Work to complete: Rewrite the items below so that every "series-line" becomes "series-path", with everything else left unchanged.

Given records:
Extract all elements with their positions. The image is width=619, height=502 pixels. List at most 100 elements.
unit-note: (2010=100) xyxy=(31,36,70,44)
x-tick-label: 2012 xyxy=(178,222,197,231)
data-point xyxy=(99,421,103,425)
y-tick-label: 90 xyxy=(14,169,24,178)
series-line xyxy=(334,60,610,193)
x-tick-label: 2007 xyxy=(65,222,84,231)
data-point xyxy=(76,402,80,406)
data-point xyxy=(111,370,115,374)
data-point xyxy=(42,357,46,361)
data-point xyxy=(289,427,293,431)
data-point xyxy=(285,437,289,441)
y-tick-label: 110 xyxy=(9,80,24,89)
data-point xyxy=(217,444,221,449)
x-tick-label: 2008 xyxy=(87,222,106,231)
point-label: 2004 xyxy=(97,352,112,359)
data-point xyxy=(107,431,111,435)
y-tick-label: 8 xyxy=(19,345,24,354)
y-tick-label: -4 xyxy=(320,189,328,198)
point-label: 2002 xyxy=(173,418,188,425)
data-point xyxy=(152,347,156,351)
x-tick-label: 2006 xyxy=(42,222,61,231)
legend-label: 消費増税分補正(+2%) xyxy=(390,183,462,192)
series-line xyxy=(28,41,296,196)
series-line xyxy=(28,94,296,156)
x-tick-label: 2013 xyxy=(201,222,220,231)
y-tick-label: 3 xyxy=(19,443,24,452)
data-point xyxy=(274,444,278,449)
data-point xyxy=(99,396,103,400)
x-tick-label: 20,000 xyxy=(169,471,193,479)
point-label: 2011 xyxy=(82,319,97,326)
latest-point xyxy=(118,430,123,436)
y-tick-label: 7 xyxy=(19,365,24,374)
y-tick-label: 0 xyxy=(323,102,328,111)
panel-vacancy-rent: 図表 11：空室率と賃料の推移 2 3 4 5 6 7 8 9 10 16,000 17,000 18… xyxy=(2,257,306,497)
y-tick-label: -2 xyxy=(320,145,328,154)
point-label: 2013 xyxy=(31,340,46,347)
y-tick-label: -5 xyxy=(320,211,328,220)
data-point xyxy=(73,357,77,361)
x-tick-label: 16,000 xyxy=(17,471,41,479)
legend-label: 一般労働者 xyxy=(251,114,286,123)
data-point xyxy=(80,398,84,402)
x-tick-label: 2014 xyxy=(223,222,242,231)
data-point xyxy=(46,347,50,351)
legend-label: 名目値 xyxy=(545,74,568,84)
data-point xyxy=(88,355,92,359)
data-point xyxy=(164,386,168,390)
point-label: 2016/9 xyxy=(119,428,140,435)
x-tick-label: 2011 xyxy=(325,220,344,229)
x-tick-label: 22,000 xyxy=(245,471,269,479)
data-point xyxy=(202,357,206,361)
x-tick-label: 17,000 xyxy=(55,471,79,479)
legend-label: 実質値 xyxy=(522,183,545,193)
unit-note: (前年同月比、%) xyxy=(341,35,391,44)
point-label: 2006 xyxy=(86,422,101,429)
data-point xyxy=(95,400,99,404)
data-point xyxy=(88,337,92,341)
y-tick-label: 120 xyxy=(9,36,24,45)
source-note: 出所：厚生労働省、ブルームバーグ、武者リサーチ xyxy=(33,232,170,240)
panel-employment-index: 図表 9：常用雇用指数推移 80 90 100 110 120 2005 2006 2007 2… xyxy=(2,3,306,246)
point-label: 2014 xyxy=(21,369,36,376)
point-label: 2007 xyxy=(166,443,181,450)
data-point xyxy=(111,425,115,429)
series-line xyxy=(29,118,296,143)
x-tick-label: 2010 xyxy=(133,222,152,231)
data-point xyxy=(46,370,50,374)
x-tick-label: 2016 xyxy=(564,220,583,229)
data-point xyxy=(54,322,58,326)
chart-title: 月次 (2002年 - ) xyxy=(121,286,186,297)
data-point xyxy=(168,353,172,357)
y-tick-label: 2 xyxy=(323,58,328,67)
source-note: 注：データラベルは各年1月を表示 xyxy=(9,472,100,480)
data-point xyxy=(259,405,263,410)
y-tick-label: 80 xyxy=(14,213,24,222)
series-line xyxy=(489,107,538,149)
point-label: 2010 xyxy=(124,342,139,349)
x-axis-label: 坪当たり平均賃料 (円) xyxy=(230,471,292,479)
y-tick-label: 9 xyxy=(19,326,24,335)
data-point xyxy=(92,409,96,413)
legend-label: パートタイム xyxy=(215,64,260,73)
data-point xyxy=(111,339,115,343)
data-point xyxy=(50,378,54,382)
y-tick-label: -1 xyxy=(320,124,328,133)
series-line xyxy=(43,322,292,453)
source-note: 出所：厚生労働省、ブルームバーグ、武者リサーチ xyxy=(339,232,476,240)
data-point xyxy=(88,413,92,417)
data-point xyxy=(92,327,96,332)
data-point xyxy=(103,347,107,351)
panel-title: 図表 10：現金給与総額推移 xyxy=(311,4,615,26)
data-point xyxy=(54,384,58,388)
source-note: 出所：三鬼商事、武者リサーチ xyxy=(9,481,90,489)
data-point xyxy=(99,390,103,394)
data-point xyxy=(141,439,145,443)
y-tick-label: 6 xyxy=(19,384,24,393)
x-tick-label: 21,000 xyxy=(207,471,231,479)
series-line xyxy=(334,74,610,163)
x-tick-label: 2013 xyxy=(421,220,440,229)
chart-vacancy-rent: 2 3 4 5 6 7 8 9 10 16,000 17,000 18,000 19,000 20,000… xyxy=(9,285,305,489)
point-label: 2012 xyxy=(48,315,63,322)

Answer below:
Extract all elements with their positions. The image is width=619, height=502 pixels. List at most 100 elements.
unit-note: (2010=100) xyxy=(31,36,70,44)
x-tick-label: 2012 xyxy=(178,222,197,231)
data-point xyxy=(99,421,103,425)
y-tick-label: 90 xyxy=(14,169,24,178)
series-path xyxy=(334,60,610,193)
x-tick-label: 2007 xyxy=(65,222,84,231)
data-point xyxy=(76,402,80,406)
data-point xyxy=(111,370,115,374)
data-point xyxy=(42,357,46,361)
data-point xyxy=(289,427,293,431)
data-point xyxy=(285,437,289,441)
y-tick-label: 110 xyxy=(9,80,24,89)
data-point xyxy=(217,444,221,449)
x-tick-label: 2008 xyxy=(87,222,106,231)
point-label: 2004 xyxy=(97,352,112,359)
data-point xyxy=(107,431,111,435)
y-tick-label: 8 xyxy=(19,345,24,354)
y-tick-label: -4 xyxy=(320,189,328,198)
point-label: 2002 xyxy=(173,418,188,425)
data-point xyxy=(152,347,156,351)
x-tick-label: 2006 xyxy=(42,222,61,231)
legend-label: 消費増税分補正(+2%) xyxy=(390,183,462,192)
series-path xyxy=(28,41,296,196)
series-path xyxy=(28,94,296,156)
x-tick-label: 2013 xyxy=(201,222,220,231)
y-tick-label: 3 xyxy=(19,443,24,452)
data-point xyxy=(274,444,278,449)
data-point xyxy=(99,396,103,400)
x-tick-label: 20,000 xyxy=(169,471,193,479)
point-label: 2011 xyxy=(82,319,97,326)
latest-point xyxy=(118,430,123,436)
y-tick-label: 7 xyxy=(19,365,24,374)
y-tick-label: 0 xyxy=(323,102,328,111)
panel-vacancy-rent: 図表 11：空室率と賃料の推移 2 3 4 5 6 7 8 9 10 16,000 17,000 18… xyxy=(2,257,306,497)
y-tick-label: -2 xyxy=(320,145,328,154)
point-label: 2013 xyxy=(31,340,46,347)
y-tick-label: -5 xyxy=(320,211,328,220)
data-point xyxy=(73,357,77,361)
x-tick-label: 16,000 xyxy=(17,471,41,479)
legend-label: 一般労働者 xyxy=(251,114,286,123)
data-point xyxy=(80,398,84,402)
x-tick-label: 2014 xyxy=(223,222,242,231)
data-point xyxy=(46,347,50,351)
legend-label: 名目値 xyxy=(545,74,568,84)
data-point xyxy=(88,355,92,359)
data-point xyxy=(164,386,168,390)
point-label: 2016/9 xyxy=(119,428,140,435)
x-tick-label: 2011 xyxy=(325,220,344,229)
x-tick-label: 22,000 xyxy=(245,471,269,479)
data-point xyxy=(202,357,206,361)
x-tick-label: 17,000 xyxy=(55,471,79,479)
legend-label: 実質値 xyxy=(522,183,545,193)
unit-note: (前年同月比、%) xyxy=(341,35,391,44)
point-label: 2006 xyxy=(86,422,101,429)
data-point xyxy=(95,400,99,404)
data-point xyxy=(88,337,92,341)
y-tick-label: 120 xyxy=(9,36,24,45)
source-note: 出所：厚生労働省、ブルームバーグ、武者リサーチ xyxy=(33,232,170,240)
panel-employment-index: 図表 9：常用雇用指数推移 80 90 100 110 120 2005 2006 2007 2… xyxy=(2,3,306,246)
point-label: 2014 xyxy=(21,369,36,376)
point-label: 2007 xyxy=(166,443,181,450)
data-point xyxy=(111,425,115,429)
series-path xyxy=(29,118,296,143)
x-tick-label: 2010 xyxy=(133,222,152,231)
data-point xyxy=(46,370,50,374)
x-tick-label: 2016 xyxy=(564,220,583,229)
data-point xyxy=(54,322,58,326)
chart-title: 月次 (2002年 - ) xyxy=(121,286,186,297)
data-point xyxy=(168,353,172,357)
y-tick-label: 2 xyxy=(323,58,328,67)
source-note: 注：データラベルは各年1月を表示 xyxy=(9,472,100,480)
data-point xyxy=(259,405,263,410)
y-tick-label: 80 xyxy=(14,213,24,222)
series-path xyxy=(489,107,538,149)
point-label: 2010 xyxy=(124,342,139,349)
x-axis-label: 坪当たり平均賃料 (円) xyxy=(230,471,292,479)
y-tick-label: 9 xyxy=(19,326,24,335)
data-point xyxy=(92,409,96,413)
legend-label: パートタイム xyxy=(215,64,260,73)
data-point xyxy=(111,339,115,343)
data-point xyxy=(50,378,54,382)
y-tick-label: -1 xyxy=(320,124,328,133)
series-path xyxy=(43,322,292,453)
source-note: 出所：厚生労働省、ブルームバーグ、武者リサーチ xyxy=(339,232,476,240)
data-point xyxy=(88,413,92,417)
data-point xyxy=(92,327,96,332)
data-point xyxy=(103,347,107,351)
panel-title: 図表 10：現金給与総額推移 xyxy=(311,4,615,26)
data-point xyxy=(54,384,58,388)
source-note: 出所：三鬼商事、武者リサーチ xyxy=(9,481,90,489)
data-point xyxy=(99,390,103,394)
data-point xyxy=(141,439,145,443)
y-tick-label: 6 xyxy=(19,384,24,393)
x-tick-label: 21,000 xyxy=(207,471,231,479)
series-path xyxy=(334,74,610,163)
x-tick-label: 2013 xyxy=(421,220,440,229)
chart-vacancy-rent: 2 3 4 5 6 7 8 9 10 16,000 17,000 18,000 19,000 20,000… xyxy=(9,285,305,489)
point-label: 2012 xyxy=(48,315,63,322)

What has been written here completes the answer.